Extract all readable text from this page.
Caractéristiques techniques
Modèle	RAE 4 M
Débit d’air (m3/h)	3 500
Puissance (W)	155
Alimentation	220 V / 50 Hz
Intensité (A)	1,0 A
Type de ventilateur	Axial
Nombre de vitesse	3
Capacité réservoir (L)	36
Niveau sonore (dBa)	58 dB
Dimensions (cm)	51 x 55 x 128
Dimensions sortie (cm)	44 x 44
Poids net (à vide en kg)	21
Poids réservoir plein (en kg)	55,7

■ ■ ■ ■ ■ ■ ■

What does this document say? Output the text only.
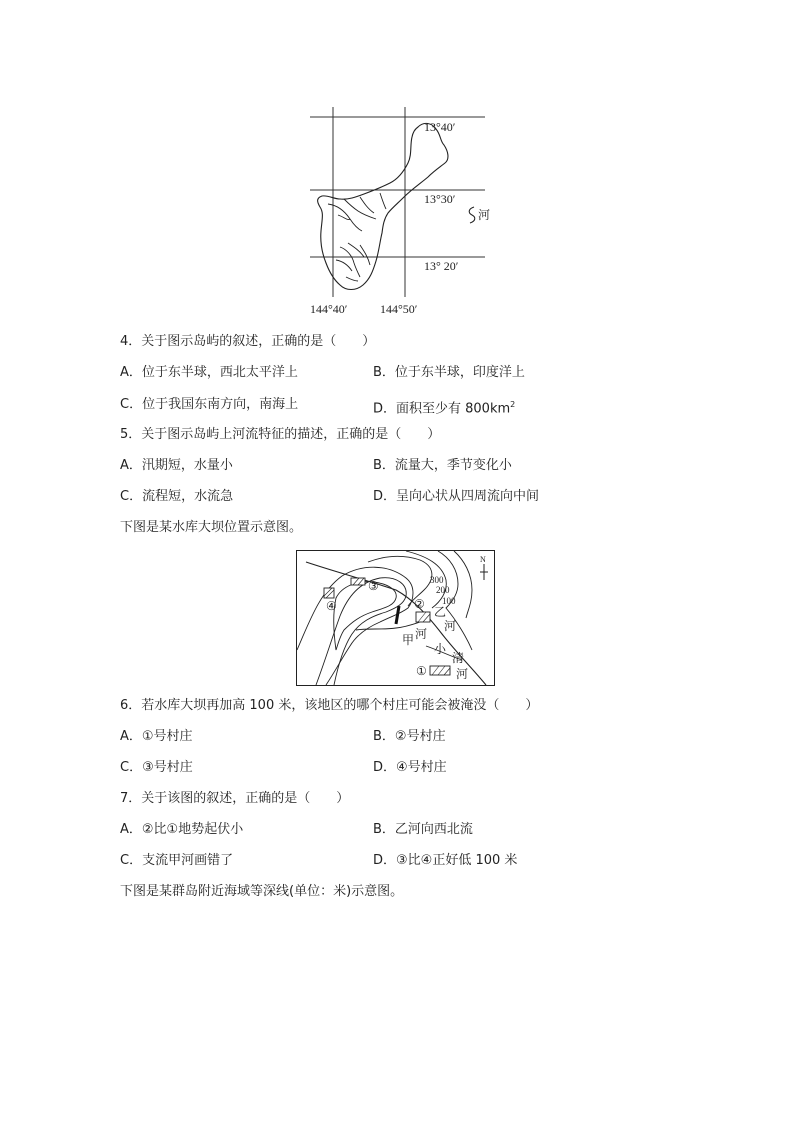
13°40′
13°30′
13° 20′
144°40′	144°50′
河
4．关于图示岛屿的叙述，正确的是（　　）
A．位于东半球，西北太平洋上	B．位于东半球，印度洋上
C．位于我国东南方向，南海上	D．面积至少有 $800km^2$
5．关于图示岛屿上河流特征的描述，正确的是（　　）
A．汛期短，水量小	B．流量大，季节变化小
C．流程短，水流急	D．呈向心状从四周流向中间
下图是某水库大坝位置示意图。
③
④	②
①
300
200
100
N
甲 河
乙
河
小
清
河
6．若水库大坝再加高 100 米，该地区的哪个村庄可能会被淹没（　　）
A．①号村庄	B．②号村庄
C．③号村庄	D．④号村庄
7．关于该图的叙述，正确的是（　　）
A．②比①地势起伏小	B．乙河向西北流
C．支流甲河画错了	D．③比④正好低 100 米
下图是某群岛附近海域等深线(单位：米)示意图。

■ ■ ■ ■ ■ ■ ■

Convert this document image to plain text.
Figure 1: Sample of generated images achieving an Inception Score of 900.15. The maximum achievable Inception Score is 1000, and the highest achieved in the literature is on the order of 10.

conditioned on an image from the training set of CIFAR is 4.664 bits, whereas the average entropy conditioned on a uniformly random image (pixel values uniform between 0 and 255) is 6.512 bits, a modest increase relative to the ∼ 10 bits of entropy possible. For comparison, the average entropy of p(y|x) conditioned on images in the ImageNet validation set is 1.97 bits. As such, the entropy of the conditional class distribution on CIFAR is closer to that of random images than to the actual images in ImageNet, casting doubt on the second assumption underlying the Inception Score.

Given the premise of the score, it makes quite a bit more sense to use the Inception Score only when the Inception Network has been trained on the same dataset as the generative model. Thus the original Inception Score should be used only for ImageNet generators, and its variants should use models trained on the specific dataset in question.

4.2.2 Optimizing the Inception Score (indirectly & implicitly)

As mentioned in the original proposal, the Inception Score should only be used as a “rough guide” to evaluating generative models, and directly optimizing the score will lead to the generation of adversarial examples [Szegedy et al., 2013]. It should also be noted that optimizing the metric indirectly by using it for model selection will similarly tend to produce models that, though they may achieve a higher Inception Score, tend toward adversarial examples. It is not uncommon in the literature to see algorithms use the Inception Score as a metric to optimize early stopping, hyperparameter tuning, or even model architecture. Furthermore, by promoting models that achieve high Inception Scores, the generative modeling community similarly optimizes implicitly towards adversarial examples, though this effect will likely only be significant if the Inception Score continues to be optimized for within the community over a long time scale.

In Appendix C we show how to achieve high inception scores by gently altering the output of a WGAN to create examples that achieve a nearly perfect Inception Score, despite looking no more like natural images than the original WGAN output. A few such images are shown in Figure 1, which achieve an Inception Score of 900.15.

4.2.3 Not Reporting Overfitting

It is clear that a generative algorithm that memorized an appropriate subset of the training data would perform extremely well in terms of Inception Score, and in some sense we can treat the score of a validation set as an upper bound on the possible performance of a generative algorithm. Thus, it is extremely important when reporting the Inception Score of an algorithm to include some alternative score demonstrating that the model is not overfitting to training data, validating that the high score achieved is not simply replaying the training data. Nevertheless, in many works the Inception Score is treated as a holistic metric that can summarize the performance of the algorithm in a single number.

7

■ ■ ■ ■ ■ ■ ■

[CHALLENGE] Within the listing above, find every line containing the string "document" and return it.

[ANSWER IN FULL]
What does this document say? Output the text only.
Convert this document image to plain text.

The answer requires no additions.